Objective -
Each line containing the word "degrees" needs to be copied.

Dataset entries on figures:
*****

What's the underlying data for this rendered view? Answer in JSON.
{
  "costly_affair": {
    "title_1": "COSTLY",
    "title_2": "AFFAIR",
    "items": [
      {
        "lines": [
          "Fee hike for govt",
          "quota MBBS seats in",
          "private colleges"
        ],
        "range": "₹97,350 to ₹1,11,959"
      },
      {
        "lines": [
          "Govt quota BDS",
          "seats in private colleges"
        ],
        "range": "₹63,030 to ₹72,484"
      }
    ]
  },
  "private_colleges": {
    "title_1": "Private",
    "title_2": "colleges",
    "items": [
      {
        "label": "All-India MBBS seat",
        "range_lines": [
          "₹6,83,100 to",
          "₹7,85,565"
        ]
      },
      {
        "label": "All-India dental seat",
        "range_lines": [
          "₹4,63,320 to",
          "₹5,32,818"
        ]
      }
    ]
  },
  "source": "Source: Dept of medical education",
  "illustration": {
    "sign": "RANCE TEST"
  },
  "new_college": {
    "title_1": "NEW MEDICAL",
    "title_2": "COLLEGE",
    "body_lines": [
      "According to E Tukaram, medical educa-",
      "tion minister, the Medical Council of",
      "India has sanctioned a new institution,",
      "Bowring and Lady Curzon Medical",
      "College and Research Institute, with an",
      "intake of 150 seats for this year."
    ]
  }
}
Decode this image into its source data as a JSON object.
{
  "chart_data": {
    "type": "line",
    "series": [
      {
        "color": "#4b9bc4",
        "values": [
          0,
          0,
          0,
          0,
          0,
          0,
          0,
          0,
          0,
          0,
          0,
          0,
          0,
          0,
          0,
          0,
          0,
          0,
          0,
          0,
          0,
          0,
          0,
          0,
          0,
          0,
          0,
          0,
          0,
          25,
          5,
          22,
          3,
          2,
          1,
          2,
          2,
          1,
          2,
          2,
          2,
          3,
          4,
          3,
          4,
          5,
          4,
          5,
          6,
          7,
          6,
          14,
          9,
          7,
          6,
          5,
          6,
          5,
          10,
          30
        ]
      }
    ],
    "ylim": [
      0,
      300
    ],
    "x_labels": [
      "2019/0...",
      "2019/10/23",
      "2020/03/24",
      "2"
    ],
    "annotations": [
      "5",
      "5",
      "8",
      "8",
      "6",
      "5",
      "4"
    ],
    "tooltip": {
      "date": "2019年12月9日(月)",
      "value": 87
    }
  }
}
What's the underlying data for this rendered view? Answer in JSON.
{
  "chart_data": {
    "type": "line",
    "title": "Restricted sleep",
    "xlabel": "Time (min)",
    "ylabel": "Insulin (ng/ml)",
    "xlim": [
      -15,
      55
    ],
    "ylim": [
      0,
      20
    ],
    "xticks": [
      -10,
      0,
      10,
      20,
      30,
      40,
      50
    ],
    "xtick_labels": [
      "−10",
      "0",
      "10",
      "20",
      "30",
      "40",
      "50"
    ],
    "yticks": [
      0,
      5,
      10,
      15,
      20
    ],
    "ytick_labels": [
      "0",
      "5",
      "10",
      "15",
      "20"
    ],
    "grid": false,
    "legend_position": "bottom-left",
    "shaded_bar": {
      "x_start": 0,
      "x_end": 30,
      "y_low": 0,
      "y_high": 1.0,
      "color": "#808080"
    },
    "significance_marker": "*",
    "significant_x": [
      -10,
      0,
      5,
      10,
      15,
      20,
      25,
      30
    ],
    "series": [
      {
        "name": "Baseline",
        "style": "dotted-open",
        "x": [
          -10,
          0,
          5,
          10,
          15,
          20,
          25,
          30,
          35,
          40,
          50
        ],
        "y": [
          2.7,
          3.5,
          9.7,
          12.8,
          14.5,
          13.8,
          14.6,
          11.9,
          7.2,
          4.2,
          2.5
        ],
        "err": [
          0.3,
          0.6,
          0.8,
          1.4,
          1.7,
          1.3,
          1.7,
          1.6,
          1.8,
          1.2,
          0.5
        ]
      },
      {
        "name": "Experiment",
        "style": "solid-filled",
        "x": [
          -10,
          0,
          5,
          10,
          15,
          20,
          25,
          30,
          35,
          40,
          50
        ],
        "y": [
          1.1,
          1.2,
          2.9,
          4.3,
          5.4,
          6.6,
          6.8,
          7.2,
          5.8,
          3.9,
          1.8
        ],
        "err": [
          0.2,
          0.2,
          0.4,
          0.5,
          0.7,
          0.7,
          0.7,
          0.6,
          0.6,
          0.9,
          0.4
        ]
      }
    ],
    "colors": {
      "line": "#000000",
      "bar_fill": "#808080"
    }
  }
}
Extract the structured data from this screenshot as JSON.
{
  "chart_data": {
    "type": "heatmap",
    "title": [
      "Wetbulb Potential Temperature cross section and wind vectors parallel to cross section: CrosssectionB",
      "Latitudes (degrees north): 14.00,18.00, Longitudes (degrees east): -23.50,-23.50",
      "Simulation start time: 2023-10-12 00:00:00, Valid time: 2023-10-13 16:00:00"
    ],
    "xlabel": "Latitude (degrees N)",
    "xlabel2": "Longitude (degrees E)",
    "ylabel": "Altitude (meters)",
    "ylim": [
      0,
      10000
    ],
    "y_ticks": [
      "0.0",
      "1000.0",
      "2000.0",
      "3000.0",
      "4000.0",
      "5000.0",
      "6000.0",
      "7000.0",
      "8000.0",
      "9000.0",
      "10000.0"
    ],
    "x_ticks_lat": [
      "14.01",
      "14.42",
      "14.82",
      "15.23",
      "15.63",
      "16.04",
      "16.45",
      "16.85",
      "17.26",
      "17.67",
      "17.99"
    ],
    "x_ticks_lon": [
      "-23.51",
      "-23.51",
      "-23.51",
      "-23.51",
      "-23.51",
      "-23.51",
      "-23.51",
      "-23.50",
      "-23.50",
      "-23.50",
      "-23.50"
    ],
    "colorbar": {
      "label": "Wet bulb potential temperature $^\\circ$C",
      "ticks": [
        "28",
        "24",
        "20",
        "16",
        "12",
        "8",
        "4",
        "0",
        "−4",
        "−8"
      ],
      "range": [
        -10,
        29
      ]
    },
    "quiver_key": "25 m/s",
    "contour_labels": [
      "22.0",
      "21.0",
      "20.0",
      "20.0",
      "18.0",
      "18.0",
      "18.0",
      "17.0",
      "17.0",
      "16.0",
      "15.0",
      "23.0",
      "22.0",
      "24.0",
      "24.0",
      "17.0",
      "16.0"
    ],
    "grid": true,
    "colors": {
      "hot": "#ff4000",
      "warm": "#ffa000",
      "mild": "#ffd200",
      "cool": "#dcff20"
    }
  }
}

*****

Task solution -
      "Latitudes (degrees north): 14.00,18.00, Longitudes (degrees east): -23.50,-23.50",
    "xlabel": "Latitude (degrees N)",
    "xlabel2": "Longitude (degrees E)",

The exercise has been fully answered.